* BEGIN MATERIAL SUPPLIED *

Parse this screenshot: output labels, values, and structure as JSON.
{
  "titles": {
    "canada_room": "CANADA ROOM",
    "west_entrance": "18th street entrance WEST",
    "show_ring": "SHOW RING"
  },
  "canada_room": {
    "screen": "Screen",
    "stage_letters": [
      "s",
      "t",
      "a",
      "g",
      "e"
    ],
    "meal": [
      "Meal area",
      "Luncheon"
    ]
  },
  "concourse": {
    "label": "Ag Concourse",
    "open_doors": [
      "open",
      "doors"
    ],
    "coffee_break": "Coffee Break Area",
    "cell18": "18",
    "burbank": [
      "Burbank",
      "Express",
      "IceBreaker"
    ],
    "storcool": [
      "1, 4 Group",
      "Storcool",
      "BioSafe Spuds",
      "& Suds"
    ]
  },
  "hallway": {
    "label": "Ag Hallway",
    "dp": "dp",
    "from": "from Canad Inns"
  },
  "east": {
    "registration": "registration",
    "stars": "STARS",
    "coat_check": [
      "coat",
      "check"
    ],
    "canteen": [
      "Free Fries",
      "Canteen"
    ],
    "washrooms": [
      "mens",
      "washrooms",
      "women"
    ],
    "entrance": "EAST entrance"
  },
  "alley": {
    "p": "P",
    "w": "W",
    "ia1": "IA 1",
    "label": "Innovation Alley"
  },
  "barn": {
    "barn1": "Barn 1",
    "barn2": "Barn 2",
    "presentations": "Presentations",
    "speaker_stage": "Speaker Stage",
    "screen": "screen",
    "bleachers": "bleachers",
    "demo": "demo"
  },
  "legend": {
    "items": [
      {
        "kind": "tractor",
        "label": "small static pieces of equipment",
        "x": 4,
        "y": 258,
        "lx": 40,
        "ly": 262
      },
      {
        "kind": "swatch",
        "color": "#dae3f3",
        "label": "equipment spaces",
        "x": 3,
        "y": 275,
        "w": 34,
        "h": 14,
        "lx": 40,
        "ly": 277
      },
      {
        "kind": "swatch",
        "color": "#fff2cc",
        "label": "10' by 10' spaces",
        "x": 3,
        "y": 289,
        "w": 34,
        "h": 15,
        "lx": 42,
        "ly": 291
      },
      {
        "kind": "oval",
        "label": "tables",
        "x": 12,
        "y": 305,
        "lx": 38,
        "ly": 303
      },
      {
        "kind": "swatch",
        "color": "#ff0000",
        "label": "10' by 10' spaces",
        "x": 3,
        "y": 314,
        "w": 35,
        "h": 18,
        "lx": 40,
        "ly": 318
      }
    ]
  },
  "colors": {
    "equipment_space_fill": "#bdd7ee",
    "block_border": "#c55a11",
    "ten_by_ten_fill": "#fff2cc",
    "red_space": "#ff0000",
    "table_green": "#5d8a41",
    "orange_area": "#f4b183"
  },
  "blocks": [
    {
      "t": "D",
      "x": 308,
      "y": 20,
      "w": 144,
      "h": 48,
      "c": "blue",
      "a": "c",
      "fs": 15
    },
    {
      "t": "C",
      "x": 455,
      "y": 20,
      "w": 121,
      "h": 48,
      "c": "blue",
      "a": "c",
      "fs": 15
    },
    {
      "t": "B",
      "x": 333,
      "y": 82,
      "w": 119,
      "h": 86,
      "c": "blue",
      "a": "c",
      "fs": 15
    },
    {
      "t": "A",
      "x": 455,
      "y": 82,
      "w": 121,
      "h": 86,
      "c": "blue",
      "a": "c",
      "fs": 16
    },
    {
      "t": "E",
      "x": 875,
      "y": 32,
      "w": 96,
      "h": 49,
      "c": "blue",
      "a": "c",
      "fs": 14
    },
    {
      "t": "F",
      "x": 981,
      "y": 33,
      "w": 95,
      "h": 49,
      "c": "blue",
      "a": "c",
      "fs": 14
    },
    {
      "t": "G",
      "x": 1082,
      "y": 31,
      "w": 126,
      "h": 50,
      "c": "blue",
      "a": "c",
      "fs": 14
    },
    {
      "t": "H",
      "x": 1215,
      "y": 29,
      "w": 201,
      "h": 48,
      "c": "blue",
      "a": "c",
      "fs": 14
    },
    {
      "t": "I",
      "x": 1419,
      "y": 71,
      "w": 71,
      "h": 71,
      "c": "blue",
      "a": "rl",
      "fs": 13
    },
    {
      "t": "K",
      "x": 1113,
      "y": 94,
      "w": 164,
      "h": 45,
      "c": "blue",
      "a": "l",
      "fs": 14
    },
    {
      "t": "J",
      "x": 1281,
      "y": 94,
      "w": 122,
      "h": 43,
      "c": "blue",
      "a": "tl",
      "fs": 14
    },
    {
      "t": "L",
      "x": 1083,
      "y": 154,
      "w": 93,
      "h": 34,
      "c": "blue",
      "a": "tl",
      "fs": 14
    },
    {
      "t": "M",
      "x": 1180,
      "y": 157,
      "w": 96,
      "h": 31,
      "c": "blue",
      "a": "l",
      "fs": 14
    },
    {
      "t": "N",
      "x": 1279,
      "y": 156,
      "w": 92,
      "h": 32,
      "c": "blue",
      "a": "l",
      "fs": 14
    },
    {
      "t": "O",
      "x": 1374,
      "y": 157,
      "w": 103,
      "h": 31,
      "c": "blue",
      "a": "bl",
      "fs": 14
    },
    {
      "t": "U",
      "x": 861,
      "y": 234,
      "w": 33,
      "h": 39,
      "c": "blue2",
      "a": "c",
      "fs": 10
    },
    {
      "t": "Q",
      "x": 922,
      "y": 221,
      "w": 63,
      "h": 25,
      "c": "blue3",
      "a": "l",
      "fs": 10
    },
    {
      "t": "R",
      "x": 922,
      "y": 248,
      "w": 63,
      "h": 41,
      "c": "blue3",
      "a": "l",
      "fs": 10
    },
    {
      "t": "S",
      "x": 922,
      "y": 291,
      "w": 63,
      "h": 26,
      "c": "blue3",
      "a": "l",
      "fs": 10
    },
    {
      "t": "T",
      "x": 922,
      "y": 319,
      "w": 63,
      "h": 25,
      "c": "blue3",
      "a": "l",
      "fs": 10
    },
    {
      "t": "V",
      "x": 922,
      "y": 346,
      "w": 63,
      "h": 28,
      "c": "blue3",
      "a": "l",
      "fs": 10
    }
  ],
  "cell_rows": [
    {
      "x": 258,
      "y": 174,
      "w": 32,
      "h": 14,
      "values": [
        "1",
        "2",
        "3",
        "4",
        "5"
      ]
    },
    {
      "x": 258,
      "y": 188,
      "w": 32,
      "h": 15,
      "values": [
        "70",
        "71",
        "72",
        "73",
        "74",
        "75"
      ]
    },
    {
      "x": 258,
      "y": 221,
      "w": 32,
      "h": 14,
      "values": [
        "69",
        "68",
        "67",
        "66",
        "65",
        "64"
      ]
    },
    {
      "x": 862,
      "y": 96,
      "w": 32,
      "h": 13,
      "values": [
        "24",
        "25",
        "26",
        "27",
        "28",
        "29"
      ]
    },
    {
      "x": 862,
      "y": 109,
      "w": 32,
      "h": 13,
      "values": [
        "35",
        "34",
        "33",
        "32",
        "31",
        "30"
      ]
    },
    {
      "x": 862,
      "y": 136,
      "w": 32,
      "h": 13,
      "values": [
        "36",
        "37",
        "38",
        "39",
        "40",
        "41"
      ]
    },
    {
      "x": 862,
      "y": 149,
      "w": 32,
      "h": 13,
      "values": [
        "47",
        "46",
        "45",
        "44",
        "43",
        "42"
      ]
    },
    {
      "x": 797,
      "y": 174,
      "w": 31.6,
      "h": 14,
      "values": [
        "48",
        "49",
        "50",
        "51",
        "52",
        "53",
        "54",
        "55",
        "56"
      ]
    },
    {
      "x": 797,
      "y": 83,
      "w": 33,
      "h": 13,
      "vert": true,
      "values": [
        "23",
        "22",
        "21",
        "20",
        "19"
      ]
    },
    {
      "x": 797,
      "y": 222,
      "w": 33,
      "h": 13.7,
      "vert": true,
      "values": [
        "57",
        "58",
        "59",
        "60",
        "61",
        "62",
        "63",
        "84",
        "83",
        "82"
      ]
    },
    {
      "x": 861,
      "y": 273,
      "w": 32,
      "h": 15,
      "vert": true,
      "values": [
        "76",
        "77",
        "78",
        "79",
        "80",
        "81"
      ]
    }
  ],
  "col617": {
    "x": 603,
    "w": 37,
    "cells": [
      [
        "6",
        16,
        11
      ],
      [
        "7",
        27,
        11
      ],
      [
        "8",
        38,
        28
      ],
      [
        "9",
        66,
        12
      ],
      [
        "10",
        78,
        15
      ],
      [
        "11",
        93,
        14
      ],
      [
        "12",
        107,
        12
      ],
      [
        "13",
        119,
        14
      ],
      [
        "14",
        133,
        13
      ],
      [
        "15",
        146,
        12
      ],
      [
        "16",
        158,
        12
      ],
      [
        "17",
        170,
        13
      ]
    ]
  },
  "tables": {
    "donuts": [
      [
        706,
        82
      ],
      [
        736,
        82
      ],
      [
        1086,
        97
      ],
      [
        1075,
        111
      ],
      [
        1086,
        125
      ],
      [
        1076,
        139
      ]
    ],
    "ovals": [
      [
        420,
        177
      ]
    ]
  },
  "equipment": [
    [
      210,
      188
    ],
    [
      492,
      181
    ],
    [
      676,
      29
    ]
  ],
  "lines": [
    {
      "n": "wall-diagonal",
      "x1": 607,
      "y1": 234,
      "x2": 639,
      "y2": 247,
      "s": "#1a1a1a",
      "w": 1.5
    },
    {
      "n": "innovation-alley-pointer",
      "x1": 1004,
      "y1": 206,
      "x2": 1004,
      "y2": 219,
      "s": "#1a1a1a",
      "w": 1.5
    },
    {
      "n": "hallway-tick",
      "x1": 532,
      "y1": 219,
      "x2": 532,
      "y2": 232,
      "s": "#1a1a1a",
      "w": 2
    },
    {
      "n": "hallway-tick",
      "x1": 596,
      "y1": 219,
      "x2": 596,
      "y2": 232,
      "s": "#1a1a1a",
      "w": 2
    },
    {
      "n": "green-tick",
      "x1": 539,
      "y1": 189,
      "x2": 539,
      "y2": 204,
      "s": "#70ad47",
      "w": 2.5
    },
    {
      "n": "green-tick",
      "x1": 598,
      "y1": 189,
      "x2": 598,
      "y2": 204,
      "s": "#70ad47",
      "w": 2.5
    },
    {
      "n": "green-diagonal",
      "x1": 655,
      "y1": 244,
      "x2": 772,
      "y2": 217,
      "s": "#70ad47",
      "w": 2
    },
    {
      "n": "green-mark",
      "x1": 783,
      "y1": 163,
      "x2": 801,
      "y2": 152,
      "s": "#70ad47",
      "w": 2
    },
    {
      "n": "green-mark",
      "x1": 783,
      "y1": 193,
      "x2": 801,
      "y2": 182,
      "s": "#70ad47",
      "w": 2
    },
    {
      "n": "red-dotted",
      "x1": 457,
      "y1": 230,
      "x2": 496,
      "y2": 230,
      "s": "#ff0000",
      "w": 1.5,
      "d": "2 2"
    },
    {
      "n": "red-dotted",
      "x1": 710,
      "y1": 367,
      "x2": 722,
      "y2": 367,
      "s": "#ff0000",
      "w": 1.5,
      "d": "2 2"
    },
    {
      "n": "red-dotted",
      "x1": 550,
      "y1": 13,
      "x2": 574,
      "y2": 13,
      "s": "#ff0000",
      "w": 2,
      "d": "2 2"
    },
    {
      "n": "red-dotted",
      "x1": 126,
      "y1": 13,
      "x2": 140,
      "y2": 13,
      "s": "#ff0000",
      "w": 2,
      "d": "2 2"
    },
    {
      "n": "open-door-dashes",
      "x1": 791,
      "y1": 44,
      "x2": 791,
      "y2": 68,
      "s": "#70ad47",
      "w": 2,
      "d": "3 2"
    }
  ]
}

* END MATERIAL SUPPLIED *

### WRITTEN PROBLEM
Work out how many lines in the entries hold the string "entrance". Your answer should consist solely of that number.

### WORKED ANSWER
2